[Records excerpted from a collection]
········

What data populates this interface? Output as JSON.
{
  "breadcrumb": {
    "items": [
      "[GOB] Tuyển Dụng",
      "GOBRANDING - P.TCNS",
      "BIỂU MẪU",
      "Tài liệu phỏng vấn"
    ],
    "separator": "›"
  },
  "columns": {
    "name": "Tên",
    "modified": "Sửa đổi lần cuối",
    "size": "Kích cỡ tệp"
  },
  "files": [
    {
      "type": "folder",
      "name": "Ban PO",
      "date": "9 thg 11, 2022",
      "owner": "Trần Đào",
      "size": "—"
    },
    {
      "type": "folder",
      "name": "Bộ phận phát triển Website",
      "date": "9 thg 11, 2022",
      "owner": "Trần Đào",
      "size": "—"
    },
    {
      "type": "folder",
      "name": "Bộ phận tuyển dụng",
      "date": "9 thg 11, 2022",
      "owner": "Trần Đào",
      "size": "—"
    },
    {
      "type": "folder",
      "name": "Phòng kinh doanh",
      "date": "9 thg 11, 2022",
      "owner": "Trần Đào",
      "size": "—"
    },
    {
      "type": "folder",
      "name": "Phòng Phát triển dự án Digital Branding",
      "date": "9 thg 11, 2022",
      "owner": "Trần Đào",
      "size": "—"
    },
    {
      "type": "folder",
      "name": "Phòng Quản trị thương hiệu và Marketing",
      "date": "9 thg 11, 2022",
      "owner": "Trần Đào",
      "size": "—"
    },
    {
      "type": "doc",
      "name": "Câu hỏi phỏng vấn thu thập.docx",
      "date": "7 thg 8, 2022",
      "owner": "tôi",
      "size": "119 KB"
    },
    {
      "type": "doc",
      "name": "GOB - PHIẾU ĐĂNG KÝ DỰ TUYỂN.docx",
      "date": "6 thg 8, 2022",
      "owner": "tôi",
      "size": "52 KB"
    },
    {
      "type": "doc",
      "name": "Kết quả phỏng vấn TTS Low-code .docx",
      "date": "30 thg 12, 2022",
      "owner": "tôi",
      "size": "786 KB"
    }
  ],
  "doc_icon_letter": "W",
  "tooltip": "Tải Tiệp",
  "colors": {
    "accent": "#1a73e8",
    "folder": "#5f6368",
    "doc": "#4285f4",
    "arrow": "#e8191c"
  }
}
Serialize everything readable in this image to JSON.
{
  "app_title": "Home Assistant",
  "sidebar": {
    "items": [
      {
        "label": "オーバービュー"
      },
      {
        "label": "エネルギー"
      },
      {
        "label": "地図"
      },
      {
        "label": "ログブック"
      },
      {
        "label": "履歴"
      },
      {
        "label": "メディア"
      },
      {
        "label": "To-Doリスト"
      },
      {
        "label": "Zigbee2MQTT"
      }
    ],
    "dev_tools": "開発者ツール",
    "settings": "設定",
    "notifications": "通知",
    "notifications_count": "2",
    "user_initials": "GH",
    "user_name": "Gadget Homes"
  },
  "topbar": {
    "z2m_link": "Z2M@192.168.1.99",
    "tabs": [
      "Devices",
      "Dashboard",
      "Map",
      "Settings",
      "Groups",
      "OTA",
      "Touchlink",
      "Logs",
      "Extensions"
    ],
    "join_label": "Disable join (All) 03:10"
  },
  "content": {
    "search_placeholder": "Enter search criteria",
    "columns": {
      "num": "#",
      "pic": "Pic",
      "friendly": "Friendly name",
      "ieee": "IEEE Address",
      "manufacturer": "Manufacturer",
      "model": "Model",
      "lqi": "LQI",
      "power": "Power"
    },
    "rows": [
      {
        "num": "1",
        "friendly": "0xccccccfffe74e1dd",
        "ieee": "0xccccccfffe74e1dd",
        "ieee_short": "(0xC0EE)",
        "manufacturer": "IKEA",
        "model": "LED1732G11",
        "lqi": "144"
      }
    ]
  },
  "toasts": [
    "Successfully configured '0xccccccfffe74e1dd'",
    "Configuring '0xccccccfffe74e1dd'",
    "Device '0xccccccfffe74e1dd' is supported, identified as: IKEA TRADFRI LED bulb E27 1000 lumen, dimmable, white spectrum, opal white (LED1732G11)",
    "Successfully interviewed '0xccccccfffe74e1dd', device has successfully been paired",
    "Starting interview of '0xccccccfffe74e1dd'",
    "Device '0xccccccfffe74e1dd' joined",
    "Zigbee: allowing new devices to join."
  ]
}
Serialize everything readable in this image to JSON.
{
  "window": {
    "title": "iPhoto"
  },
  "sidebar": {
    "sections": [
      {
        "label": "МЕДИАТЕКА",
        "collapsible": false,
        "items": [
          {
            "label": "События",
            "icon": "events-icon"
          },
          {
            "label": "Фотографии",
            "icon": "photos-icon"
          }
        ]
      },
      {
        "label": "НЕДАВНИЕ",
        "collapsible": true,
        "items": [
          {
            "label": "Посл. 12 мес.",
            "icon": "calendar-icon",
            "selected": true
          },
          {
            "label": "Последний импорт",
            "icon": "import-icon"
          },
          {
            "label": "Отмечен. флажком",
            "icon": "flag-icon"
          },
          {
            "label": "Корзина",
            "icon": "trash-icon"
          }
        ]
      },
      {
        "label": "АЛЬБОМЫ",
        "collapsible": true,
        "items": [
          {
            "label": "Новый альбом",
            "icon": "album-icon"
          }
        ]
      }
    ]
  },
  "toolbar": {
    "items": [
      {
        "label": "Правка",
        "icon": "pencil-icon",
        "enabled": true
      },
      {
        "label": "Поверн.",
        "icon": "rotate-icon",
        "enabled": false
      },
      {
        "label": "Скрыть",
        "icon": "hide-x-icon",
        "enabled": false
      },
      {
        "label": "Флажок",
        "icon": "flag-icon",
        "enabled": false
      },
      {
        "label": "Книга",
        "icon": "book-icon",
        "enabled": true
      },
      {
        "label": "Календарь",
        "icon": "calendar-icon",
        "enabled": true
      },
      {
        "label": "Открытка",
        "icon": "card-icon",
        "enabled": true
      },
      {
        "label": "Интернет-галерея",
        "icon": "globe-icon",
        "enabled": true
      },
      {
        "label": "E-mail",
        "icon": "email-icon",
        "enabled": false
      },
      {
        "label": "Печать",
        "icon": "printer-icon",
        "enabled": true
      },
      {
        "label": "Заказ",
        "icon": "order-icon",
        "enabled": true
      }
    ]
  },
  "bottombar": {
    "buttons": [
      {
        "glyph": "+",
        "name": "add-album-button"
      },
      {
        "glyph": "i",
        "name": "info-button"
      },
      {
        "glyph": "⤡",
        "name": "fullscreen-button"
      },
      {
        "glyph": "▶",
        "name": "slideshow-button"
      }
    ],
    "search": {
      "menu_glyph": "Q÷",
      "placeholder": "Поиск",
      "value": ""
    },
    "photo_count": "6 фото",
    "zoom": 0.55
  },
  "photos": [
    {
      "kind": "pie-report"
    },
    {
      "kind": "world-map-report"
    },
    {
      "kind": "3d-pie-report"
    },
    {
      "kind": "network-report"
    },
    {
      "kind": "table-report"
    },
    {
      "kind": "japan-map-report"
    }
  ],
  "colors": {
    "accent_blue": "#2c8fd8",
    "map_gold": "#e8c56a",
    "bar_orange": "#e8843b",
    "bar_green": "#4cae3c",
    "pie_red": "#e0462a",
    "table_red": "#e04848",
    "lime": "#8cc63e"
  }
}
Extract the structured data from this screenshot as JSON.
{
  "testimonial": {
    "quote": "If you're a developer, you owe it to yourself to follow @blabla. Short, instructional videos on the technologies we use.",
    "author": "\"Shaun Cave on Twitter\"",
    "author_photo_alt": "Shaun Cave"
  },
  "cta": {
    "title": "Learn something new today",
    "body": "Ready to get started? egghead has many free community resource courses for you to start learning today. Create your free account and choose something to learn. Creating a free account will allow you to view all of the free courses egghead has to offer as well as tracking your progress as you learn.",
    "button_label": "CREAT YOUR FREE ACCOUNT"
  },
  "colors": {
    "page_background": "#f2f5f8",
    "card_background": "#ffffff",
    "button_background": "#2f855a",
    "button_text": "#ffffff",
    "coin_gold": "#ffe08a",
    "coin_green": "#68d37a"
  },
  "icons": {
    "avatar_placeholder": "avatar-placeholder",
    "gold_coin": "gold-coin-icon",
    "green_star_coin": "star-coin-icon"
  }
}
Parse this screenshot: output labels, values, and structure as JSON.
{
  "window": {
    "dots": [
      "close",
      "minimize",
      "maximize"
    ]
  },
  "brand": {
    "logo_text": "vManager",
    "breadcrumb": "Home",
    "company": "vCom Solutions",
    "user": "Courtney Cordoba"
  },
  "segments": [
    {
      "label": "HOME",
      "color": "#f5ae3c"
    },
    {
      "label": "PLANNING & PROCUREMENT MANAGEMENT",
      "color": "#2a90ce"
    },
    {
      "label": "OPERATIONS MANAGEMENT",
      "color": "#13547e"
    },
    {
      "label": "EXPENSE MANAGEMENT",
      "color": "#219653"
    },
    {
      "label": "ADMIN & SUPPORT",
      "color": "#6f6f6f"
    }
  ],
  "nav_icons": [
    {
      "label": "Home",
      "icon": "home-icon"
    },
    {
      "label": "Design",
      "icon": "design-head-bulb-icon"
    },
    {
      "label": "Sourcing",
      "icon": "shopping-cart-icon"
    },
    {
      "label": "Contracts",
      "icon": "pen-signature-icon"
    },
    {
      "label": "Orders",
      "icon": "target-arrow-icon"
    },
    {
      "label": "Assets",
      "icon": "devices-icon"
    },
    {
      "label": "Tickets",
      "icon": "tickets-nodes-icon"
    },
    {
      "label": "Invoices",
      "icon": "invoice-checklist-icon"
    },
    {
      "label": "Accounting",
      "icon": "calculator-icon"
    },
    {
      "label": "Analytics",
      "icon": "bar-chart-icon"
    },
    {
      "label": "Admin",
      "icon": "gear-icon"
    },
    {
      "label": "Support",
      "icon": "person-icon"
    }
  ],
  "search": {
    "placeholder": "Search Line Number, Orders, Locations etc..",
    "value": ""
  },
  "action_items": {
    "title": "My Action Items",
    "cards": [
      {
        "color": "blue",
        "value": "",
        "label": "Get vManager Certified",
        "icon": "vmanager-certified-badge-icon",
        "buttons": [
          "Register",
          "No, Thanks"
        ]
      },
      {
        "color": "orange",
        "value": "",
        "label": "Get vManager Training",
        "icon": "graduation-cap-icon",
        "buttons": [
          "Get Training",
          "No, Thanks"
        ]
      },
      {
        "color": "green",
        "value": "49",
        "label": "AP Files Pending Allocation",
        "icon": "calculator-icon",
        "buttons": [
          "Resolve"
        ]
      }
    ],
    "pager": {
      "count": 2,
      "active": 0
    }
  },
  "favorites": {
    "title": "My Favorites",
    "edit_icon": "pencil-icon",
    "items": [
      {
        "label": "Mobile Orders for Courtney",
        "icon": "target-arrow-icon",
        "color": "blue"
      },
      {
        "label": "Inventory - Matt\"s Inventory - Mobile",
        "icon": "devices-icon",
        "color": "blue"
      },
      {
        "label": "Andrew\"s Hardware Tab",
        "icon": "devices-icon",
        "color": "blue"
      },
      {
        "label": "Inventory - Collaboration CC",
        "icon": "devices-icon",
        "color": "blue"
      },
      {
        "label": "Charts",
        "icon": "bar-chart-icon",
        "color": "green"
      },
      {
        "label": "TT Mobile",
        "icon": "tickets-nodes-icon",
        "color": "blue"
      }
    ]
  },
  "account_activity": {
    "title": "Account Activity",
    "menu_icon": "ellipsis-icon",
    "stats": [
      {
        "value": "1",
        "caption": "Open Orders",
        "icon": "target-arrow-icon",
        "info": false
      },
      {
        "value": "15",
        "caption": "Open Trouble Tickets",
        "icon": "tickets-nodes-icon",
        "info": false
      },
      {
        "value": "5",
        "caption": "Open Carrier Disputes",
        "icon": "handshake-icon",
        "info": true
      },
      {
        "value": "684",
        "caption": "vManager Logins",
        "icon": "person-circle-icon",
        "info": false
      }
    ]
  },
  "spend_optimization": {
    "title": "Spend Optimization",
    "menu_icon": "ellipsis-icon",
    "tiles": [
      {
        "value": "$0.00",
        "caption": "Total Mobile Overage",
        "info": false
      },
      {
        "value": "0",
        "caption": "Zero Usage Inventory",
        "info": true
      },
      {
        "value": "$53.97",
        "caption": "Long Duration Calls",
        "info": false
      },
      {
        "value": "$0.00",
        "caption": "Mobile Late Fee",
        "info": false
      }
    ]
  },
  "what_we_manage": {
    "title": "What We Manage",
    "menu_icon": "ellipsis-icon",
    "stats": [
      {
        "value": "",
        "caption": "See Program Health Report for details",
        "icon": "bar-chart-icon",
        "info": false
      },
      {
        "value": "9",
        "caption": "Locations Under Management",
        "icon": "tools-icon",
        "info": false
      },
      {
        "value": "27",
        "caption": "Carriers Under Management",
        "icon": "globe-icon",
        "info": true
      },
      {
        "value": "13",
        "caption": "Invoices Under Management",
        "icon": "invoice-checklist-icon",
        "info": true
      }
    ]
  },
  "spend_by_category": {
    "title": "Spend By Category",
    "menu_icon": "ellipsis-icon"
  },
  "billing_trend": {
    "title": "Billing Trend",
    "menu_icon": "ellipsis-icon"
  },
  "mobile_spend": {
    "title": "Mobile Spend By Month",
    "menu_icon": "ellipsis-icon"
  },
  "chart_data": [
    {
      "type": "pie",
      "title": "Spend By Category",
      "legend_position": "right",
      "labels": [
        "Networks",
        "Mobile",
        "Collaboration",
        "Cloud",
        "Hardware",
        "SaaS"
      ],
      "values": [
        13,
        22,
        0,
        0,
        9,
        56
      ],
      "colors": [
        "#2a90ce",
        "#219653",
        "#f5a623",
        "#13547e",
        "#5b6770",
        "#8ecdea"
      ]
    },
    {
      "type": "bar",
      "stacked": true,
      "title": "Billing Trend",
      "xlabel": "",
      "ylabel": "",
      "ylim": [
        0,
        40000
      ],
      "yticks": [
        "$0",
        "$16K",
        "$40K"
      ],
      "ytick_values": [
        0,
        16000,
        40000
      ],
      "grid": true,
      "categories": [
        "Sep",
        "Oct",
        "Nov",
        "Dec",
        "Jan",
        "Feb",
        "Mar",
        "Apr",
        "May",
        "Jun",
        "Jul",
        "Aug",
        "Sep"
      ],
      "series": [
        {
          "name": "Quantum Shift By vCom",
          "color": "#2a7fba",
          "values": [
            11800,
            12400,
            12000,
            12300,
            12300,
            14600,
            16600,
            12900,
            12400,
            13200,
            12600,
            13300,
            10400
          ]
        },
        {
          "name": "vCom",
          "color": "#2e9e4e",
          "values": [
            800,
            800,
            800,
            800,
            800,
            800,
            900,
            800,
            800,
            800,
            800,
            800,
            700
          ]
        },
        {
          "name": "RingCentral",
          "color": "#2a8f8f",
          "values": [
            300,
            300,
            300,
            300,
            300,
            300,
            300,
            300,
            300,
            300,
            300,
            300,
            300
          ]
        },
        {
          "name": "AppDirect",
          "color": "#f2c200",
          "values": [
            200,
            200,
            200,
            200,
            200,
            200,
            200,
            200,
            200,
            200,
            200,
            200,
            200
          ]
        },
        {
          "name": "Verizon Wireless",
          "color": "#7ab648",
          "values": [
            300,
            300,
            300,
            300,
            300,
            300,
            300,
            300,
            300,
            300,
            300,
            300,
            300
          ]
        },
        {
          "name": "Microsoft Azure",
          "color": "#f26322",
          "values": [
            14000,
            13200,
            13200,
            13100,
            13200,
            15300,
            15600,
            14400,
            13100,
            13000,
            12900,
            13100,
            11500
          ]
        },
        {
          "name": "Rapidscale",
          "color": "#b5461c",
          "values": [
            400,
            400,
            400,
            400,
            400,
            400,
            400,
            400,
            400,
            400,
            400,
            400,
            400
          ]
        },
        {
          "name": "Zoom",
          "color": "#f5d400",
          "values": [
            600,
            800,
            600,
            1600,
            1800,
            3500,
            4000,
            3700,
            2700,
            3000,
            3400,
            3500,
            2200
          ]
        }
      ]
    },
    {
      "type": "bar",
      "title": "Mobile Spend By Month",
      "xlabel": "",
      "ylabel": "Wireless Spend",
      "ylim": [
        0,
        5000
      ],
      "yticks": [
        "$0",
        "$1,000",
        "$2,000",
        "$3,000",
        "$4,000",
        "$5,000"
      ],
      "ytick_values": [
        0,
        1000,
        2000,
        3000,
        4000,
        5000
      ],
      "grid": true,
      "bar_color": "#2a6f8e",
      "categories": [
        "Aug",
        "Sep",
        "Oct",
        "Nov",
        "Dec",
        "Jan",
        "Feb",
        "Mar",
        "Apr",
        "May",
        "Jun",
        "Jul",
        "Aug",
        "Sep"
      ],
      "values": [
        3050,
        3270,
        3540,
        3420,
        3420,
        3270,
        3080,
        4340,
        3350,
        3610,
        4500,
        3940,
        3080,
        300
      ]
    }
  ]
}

········

▶ EXERCISE INSTRUCTIONS: Report the number of lines that contain "Phòng", with no other words.

▶ RESULT OF THE EXERCISE: 3